**Short exercise**
Gather the lines from the material that contain "Socket".

** start of Task material **

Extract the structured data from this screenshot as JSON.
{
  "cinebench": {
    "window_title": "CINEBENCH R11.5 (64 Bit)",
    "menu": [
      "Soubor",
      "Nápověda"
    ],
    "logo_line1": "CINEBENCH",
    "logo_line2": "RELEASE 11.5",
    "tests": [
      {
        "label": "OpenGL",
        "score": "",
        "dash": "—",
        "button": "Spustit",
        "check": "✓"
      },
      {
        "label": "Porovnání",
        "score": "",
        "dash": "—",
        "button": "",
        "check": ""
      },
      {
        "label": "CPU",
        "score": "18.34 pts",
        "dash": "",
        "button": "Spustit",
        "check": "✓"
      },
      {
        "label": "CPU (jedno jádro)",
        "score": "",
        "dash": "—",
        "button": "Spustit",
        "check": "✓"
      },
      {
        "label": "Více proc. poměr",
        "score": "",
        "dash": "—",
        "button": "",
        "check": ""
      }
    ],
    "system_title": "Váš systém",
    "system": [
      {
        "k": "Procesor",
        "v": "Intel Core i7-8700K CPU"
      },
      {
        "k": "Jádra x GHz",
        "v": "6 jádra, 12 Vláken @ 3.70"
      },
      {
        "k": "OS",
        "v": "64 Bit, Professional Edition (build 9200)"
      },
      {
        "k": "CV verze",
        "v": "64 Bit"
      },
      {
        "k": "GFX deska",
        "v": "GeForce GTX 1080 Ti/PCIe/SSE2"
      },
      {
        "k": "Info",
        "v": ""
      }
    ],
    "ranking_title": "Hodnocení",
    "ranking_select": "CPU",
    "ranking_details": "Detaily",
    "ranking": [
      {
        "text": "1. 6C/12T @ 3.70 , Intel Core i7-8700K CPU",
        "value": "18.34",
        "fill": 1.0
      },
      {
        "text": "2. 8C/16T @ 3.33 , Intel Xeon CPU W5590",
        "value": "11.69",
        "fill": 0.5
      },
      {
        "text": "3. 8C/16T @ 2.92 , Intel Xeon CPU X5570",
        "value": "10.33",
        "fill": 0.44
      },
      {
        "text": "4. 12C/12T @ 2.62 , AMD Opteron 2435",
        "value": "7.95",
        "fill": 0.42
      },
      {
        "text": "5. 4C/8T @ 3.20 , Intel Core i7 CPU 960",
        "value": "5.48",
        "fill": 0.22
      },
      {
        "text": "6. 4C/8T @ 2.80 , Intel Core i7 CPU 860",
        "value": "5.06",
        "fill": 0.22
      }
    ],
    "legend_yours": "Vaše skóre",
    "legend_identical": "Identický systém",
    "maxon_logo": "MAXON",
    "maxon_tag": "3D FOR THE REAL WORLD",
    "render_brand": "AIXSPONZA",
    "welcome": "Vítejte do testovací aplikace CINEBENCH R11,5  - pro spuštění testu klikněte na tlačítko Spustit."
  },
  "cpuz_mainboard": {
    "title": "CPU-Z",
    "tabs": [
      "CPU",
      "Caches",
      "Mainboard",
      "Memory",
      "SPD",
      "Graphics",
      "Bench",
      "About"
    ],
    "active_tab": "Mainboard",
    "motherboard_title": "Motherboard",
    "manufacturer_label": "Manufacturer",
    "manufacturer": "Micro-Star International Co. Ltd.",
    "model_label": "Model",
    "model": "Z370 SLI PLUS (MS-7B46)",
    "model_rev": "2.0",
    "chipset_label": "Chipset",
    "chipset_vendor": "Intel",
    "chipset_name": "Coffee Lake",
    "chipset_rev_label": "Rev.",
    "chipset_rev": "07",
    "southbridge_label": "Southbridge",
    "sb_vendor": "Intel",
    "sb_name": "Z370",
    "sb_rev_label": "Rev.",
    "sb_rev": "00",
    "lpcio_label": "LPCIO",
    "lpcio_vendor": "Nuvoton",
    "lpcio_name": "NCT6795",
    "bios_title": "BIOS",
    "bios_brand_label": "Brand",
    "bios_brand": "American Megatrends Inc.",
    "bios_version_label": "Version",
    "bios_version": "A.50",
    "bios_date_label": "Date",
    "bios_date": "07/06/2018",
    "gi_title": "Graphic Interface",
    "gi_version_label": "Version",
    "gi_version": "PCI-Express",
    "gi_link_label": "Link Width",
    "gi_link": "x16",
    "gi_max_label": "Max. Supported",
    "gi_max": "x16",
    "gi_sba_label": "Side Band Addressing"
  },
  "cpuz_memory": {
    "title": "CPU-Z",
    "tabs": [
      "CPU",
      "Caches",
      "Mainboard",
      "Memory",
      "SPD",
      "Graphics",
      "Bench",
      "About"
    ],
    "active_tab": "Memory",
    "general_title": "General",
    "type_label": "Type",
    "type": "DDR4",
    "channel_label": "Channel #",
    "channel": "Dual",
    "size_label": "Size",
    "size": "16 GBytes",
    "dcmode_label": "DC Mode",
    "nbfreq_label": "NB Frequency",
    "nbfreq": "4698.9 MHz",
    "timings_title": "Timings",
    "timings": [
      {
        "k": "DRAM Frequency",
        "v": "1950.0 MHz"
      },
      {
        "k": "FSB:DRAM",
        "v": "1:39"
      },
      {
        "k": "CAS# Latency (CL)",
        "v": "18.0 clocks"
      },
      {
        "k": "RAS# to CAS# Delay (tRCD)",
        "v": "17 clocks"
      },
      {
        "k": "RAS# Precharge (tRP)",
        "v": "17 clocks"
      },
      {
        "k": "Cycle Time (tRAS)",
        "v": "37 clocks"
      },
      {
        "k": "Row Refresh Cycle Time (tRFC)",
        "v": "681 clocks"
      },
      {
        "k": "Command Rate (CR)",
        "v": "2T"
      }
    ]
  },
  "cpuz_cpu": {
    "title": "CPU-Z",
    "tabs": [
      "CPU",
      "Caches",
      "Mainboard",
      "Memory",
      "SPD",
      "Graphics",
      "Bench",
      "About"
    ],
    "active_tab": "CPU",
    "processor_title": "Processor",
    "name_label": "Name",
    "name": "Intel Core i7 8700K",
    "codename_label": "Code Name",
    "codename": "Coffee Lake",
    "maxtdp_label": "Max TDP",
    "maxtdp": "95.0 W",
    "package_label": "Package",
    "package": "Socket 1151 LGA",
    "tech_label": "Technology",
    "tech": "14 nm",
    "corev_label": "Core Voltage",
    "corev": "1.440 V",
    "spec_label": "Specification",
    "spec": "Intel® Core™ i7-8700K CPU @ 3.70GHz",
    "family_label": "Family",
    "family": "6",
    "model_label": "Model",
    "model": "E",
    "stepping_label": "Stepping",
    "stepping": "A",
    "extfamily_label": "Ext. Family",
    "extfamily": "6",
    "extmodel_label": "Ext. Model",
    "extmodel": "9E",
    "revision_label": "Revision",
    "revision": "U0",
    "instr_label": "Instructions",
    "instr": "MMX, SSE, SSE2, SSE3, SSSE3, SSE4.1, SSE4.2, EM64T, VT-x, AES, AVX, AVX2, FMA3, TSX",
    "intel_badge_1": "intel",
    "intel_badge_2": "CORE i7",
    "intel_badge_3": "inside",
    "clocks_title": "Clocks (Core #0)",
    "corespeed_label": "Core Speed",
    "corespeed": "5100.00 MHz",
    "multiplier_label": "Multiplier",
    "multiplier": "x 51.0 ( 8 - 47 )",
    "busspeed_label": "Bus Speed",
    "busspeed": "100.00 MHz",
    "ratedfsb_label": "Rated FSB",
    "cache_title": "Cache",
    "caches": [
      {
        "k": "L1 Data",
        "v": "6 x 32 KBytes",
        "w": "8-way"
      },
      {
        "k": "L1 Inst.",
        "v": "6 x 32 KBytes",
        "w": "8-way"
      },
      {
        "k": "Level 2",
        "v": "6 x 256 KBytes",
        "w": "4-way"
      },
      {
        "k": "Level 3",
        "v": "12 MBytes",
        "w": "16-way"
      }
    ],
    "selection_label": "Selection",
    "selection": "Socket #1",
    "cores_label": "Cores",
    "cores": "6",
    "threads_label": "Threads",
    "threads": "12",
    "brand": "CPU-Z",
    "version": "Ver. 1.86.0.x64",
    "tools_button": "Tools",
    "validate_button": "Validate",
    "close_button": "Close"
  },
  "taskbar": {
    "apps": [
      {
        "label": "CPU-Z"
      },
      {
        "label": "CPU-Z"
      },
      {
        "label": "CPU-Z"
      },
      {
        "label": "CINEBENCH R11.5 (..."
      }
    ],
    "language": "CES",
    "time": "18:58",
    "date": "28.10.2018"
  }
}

** end of Task material **

**Response to the task**
    "package": "Socket 1151 LGA",
    "selection": "Socket #1",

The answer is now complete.